─── SUPPLIED MATERIAL ───

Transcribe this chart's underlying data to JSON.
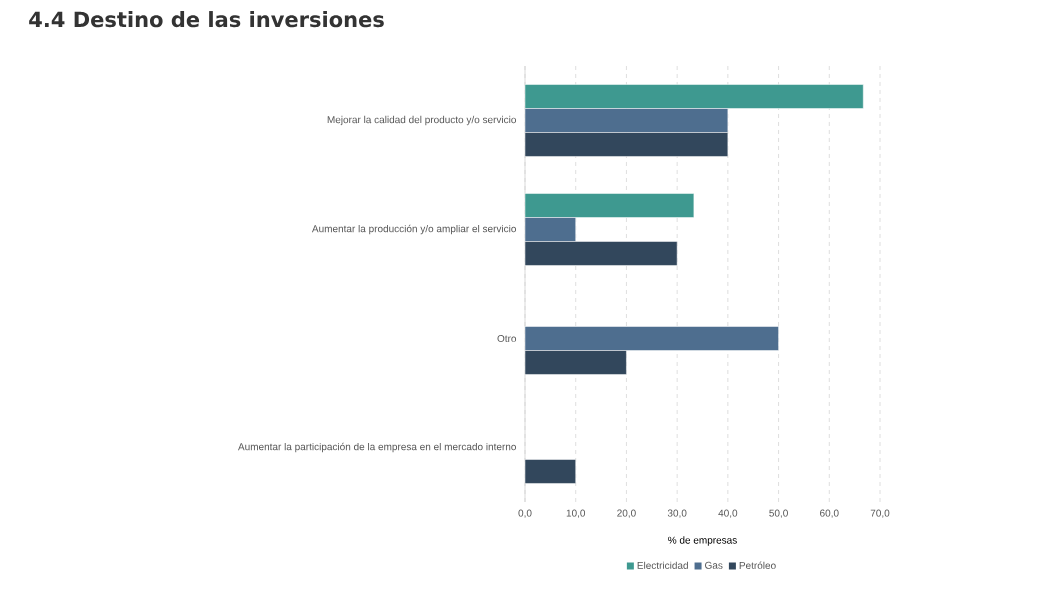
{
  "chart_data": {
    "type": "bar",
    "orientation": "horizontal",
    "title": "4.4 Destino de las inversiones",
    "categories": [
      "Mejorar la calidad del producto y/o servicio",
      "Aumentar la producción y/o ampliar el servicio",
      "Otro",
      "Aumentar la participación de la empresa en el mercado interno"
    ],
    "series": [
      {
        "name": "Electricidad",
        "color": "#3e9990",
        "values": [
          66.7,
          33.3,
          null,
          null
        ]
      },
      {
        "name": "Gas",
        "color": "#4e6e8f",
        "values": [
          40,
          10,
          50,
          null
        ]
      },
      {
        "name": "Petróleo",
        "color": "#32475c",
        "values": [
          40,
          30,
          20,
          10
        ]
      }
    ],
    "xlabel": "% de empresas",
    "xlim": [
      0,
      70
    ],
    "xticks": [
      {
        "value": 0,
        "label": "0,0"
      },
      {
        "value": 10,
        "label": "10,0"
      },
      {
        "value": 20,
        "label": "20,0"
      },
      {
        "value": 30,
        "label": "30,0"
      },
      {
        "value": 40,
        "label": "40,0"
      },
      {
        "value": 50,
        "label": "50,0"
      },
      {
        "value": 60,
        "label": "60,0"
      },
      {
        "value": 70,
        "label": "70,0"
      }
    ],
    "grid": "x",
    "legend": "bottom"
  }
}
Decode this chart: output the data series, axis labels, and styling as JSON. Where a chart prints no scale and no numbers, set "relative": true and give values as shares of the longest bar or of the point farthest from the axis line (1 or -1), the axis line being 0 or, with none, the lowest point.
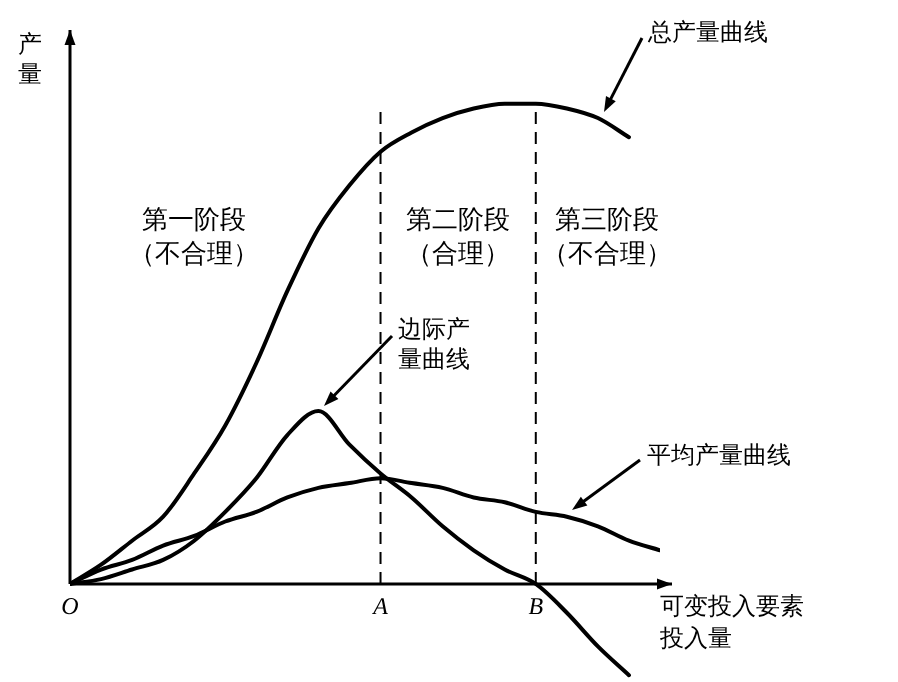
{
  "chart_data": {
    "type": "line",
    "relative": true,
    "xlabel": "可变投入要素投入量",
    "ylabel": "产量",
    "categories": [
      "O",
      null,
      null,
      null,
      null,
      null,
      null,
      null,
      null,
      null,
      "A",
      null,
      null,
      null,
      null,
      "B",
      null,
      null,
      null,
      null
    ],
    "series": [
      {
        "name": "总产量曲线",
        "color": "#000000",
        "values": [
          0,
          0.04,
          0.09,
          0.14,
          0.23,
          0.33,
          0.46,
          0.61,
          0.74,
          0.83,
          0.9,
          0.94,
          0.97,
          0.99,
          1,
          1,
          0.99,
          0.97,
          0.93,
          null
        ]
      },
      {
        "name": "边际产量曲线",
        "color": "#000000",
        "values": [
          0,
          0.01,
          0.03,
          0.05,
          0.09,
          0.15,
          0.22,
          0.31,
          0.36,
          0.29,
          0.23,
          0.18,
          0.12,
          0.07,
          0.03,
          0,
          -0.06,
          -0.13,
          -0.19,
          null
        ]
      },
      {
        "name": "平均产量曲线",
        "color": "#000000",
        "values": [
          0,
          0.03,
          0.05,
          0.08,
          0.1,
          0.13,
          0.15,
          0.18,
          0.2,
          0.21,
          0.22,
          0.21,
          0.2,
          0.18,
          0.17,
          0.15,
          0.14,
          0.12,
          0.09,
          0.07
        ]
      }
    ],
    "ref_lines": [
      {
        "axis": "x",
        "value": "A",
        "line_style": "dashed"
      },
      {
        "axis": "x",
        "value": "B",
        "line_style": "dashed"
      }
    ],
    "annotations": [
      "第一阶段（不合理）",
      "第二阶段（合理）",
      "第三阶段（不合理）"
    ],
    "legend": false,
    "marker": "none",
    "line_style": "solid"
  }
}
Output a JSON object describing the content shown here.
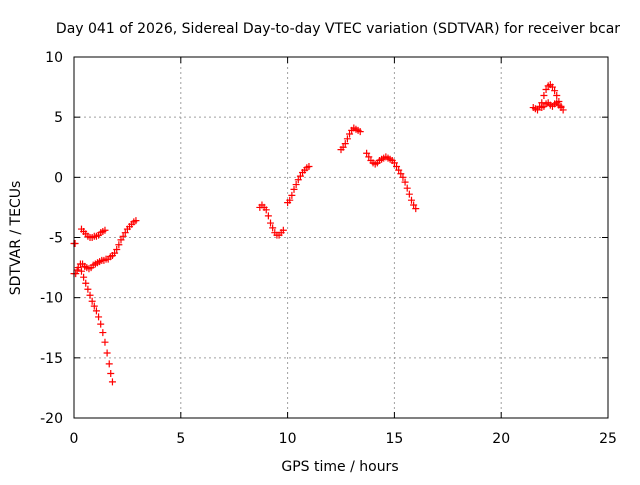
{
  "chart_data": {
    "type": "scatter",
    "title": "Day 041 of 2026, Sidereal Day-to-day VTEC variation (SDTVAR) for receiver bcar",
    "xlabel": "GPS time / hours",
    "ylabel": "SDTVAR / TECUs",
    "xlim": [
      0,
      25
    ],
    "ylim": [
      -20,
      10
    ],
    "xticks": [
      0,
      5,
      10,
      15,
      20,
      25
    ],
    "yticks": [
      -20,
      -15,
      -10,
      -5,
      0,
      5,
      10
    ],
    "grid": true,
    "marker": "+",
    "color": "#ff0000",
    "series": [
      {
        "points": [
          [
            0.0,
            -5.5
          ],
          [
            0.05,
            -5.5
          ],
          [
            0.35,
            -4.3
          ],
          [
            0.45,
            -4.5
          ],
          [
            0.55,
            -4.7
          ],
          [
            0.65,
            -4.9
          ],
          [
            0.75,
            -5.0
          ],
          [
            0.85,
            -5.0
          ],
          [
            0.95,
            -4.9
          ],
          [
            1.05,
            -4.9
          ],
          [
            1.15,
            -4.8
          ],
          [
            1.25,
            -4.6
          ],
          [
            1.35,
            -4.5
          ],
          [
            1.45,
            -4.4
          ],
          [
            0.0,
            -8.0
          ],
          [
            0.08,
            -8.0
          ],
          [
            0.15,
            -7.7
          ],
          [
            0.2,
            -7.5
          ],
          [
            0.3,
            -7.2
          ],
          [
            0.4,
            -7.2
          ],
          [
            0.5,
            -7.4
          ],
          [
            0.6,
            -7.5
          ],
          [
            0.7,
            -7.6
          ],
          [
            0.8,
            -7.5
          ],
          [
            0.9,
            -7.3
          ],
          [
            1.0,
            -7.2
          ],
          [
            1.1,
            -7.1
          ],
          [
            1.2,
            -7.0
          ],
          [
            1.3,
            -6.9
          ],
          [
            1.4,
            -6.9
          ],
          [
            1.5,
            -6.8
          ],
          [
            1.6,
            -6.8
          ],
          [
            1.7,
            -6.6
          ],
          [
            1.8,
            -6.5
          ],
          [
            1.9,
            -6.3
          ],
          [
            2.0,
            -6.0
          ],
          [
            2.1,
            -5.6
          ],
          [
            2.2,
            -5.2
          ],
          [
            2.3,
            -4.9
          ],
          [
            2.4,
            -4.6
          ],
          [
            2.5,
            -4.3
          ],
          [
            2.6,
            -4.1
          ],
          [
            2.7,
            -3.9
          ],
          [
            2.8,
            -3.7
          ],
          [
            2.9,
            -3.6
          ],
          [
            0.35,
            -7.8
          ],
          [
            0.45,
            -8.3
          ],
          [
            0.55,
            -8.8
          ],
          [
            0.65,
            -9.3
          ],
          [
            0.75,
            -9.8
          ],
          [
            0.85,
            -10.3
          ],
          [
            0.95,
            -10.7
          ],
          [
            1.05,
            -11.1
          ],
          [
            1.15,
            -11.6
          ],
          [
            1.25,
            -12.2
          ],
          [
            1.35,
            -12.9
          ],
          [
            1.45,
            -13.7
          ],
          [
            1.55,
            -14.6
          ],
          [
            1.65,
            -15.5
          ],
          [
            1.72,
            -16.3
          ],
          [
            1.8,
            -17.0
          ],
          [
            8.7,
            -2.5
          ],
          [
            8.8,
            -2.3
          ],
          [
            8.9,
            -2.5
          ],
          [
            9.0,
            -2.7
          ],
          [
            9.1,
            -3.2
          ],
          [
            9.2,
            -3.8
          ],
          [
            9.3,
            -4.2
          ],
          [
            9.4,
            -4.6
          ],
          [
            9.5,
            -4.8
          ],
          [
            9.6,
            -4.8
          ],
          [
            9.7,
            -4.6
          ],
          [
            9.8,
            -4.4
          ],
          [
            10.0,
            -2.1
          ],
          [
            10.1,
            -1.9
          ],
          [
            10.2,
            -1.5
          ],
          [
            10.3,
            -1.0
          ],
          [
            10.4,
            -0.6
          ],
          [
            10.5,
            -0.2
          ],
          [
            10.6,
            0.1
          ],
          [
            10.7,
            0.4
          ],
          [
            10.8,
            0.6
          ],
          [
            10.9,
            0.8
          ],
          [
            11.0,
            0.9
          ],
          [
            12.5,
            2.3
          ],
          [
            12.6,
            2.5
          ],
          [
            12.7,
            2.8
          ],
          [
            12.8,
            3.2
          ],
          [
            12.9,
            3.6
          ],
          [
            13.0,
            3.9
          ],
          [
            13.1,
            4.1
          ],
          [
            13.2,
            4.0
          ],
          [
            13.3,
            3.9
          ],
          [
            13.4,
            3.8
          ],
          [
            13.7,
            2.0
          ],
          [
            13.8,
            1.7
          ],
          [
            13.9,
            1.4
          ],
          [
            14.0,
            1.2
          ],
          [
            14.1,
            1.1
          ],
          [
            14.2,
            1.2
          ],
          [
            14.3,
            1.4
          ],
          [
            14.4,
            1.5
          ],
          [
            14.5,
            1.6
          ],
          [
            14.6,
            1.7
          ],
          [
            14.7,
            1.6
          ],
          [
            14.8,
            1.5
          ],
          [
            14.9,
            1.4
          ],
          [
            15.0,
            1.2
          ],
          [
            15.1,
            0.9
          ],
          [
            15.2,
            0.6
          ],
          [
            15.3,
            0.3
          ],
          [
            15.4,
            0.0
          ],
          [
            15.5,
            -0.4
          ],
          [
            15.6,
            -0.9
          ],
          [
            15.7,
            -1.4
          ],
          [
            15.8,
            -1.9
          ],
          [
            15.9,
            -2.3
          ],
          [
            16.0,
            -2.6
          ],
          [
            21.5,
            5.8
          ],
          [
            21.6,
            5.7
          ],
          [
            21.7,
            5.6
          ],
          [
            21.8,
            5.9
          ],
          [
            21.9,
            6.2
          ],
          [
            22.0,
            6.8
          ],
          [
            22.1,
            7.3
          ],
          [
            22.2,
            7.6
          ],
          [
            22.3,
            7.7
          ],
          [
            22.4,
            7.5
          ],
          [
            22.5,
            7.2
          ],
          [
            22.6,
            6.8
          ],
          [
            22.7,
            6.3
          ],
          [
            22.8,
            5.9
          ],
          [
            22.9,
            5.6
          ],
          [
            21.9,
            5.8
          ],
          [
            22.0,
            5.9
          ],
          [
            22.1,
            6.1
          ],
          [
            22.2,
            6.2
          ],
          [
            22.3,
            6.0
          ],
          [
            22.4,
            5.9
          ],
          [
            22.5,
            6.1
          ],
          [
            22.6,
            6.2
          ],
          [
            22.7,
            6.0
          ],
          [
            22.8,
            5.8
          ]
        ]
      }
    ]
  }
}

───

● **EXERCISE OBJECTIVE**:
Look through the data above. Find each line with the string "relative" and copy it.

● **PROBLEM SOLUTION**:
Decode this chart: output the data series, axis labels, and styling as JSON. Where a chart prints no scale and no numbers, set "relative": true and give values as shares of the longest bar or of the point farthest from the axis line (1 or -1), the axis line being 0 or, with none, the lowest point.
    "relative": true,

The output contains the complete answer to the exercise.